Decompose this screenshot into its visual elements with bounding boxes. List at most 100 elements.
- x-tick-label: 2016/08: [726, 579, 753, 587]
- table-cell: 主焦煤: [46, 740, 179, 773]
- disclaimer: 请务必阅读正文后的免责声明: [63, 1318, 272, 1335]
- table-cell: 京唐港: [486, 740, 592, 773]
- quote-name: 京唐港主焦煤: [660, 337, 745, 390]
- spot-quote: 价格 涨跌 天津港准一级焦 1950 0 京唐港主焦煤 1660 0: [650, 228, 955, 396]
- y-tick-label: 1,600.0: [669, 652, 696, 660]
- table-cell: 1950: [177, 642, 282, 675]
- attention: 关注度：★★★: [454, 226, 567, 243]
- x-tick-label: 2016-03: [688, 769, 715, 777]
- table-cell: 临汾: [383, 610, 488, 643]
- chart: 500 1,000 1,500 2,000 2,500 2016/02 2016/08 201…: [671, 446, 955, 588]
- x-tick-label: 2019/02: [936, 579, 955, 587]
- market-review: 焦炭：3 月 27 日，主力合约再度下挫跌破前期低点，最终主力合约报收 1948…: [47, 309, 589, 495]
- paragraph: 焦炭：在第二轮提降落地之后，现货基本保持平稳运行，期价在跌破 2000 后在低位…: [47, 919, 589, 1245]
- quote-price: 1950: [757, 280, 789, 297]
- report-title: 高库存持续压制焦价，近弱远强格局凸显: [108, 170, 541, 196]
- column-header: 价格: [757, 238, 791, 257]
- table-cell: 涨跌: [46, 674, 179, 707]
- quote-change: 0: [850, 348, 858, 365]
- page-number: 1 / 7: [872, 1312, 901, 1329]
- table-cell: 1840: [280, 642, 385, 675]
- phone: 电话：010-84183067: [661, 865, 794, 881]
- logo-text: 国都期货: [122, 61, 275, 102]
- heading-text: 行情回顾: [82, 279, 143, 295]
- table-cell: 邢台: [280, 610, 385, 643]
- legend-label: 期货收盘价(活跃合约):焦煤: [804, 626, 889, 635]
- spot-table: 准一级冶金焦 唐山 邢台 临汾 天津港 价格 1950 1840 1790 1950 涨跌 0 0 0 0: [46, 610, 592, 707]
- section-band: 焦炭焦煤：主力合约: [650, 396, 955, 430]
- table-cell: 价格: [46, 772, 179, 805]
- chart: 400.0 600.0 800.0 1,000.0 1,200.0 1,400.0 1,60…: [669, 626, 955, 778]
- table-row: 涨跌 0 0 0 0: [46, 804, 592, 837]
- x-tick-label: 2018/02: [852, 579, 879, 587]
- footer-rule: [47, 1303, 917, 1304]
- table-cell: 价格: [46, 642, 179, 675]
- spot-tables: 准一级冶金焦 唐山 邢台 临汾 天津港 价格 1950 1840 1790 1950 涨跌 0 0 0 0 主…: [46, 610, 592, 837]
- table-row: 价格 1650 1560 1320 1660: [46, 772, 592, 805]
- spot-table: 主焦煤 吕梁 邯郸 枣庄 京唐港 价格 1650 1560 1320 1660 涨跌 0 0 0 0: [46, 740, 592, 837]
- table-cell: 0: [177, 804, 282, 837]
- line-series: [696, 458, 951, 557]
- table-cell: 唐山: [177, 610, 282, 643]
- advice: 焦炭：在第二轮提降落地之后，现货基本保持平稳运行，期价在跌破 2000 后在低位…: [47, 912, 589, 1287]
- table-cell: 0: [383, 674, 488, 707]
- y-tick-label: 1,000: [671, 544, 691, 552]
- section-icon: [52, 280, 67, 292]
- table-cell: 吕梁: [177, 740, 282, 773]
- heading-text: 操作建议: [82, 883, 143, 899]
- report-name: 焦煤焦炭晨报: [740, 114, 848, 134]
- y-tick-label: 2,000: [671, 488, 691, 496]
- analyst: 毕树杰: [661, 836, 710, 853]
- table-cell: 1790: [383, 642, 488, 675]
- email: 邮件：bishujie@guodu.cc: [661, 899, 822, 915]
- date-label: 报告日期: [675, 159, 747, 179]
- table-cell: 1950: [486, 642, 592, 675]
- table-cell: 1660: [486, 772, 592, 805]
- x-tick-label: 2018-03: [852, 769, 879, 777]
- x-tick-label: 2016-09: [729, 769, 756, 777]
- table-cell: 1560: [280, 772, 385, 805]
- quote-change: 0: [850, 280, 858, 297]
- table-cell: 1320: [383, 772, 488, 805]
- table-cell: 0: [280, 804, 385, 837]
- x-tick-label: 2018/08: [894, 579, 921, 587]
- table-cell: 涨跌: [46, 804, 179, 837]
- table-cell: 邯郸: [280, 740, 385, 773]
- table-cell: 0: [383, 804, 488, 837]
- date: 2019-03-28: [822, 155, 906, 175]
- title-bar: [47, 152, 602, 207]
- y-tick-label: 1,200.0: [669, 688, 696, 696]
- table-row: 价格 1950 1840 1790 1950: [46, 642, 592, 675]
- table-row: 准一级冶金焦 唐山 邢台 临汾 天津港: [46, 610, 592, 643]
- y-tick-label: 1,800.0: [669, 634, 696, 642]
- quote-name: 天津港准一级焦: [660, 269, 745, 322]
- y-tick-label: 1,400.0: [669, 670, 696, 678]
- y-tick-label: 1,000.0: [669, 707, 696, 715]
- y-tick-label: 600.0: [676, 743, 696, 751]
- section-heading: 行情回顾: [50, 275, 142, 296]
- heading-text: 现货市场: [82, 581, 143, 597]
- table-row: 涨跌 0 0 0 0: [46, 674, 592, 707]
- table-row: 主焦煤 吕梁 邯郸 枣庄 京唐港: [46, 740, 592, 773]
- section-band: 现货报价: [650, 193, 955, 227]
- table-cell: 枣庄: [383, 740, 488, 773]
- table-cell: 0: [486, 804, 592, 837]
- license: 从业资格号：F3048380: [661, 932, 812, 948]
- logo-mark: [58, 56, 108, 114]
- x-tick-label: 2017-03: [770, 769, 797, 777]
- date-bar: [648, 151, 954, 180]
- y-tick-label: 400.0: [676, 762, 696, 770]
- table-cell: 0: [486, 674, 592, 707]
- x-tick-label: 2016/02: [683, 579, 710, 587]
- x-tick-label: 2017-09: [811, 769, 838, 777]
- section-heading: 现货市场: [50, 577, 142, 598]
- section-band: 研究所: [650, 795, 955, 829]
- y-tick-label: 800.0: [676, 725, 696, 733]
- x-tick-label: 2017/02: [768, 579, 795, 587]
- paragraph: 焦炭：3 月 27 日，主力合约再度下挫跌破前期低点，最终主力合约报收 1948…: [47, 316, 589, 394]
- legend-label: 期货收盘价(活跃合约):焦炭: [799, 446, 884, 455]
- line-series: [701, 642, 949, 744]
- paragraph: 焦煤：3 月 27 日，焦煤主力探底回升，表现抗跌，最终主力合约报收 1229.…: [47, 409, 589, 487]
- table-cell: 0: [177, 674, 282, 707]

- SHORT TASK: Change every "table-cell" to "table-entry" in the lines from the first one up to and including the line with "- attention: 关注度：★★★: [454, 226, 567, 243]", leaving the rest of those lines unchanged. Give back only those lines.

- COMPLETE ANSWER:
Decompose this screenshot into its visual elements with bounding boxes. List at most 100 elements.
- x-tick-label: 2016/08: [726, 579, 753, 587]
- table-entry: 主焦煤: [46, 740, 179, 773]
- disclaimer: 请务必阅读正文后的免责声明: [63, 1318, 272, 1335]
- table-entry: 京唐港: [486, 740, 592, 773]
- quote-name: 京唐港主焦煤: [660, 337, 745, 390]
- spot-quote: 价格 涨跌 天津港准一级焦 1950 0 京唐港主焦煤 1660 0: [650, 228, 955, 396]
- y-tick-label: 1,600.0: [669, 652, 696, 660]
- table-entry: 1950: [177, 642, 282, 675]
- attention: 关注度：★★★: [454, 226, 567, 243]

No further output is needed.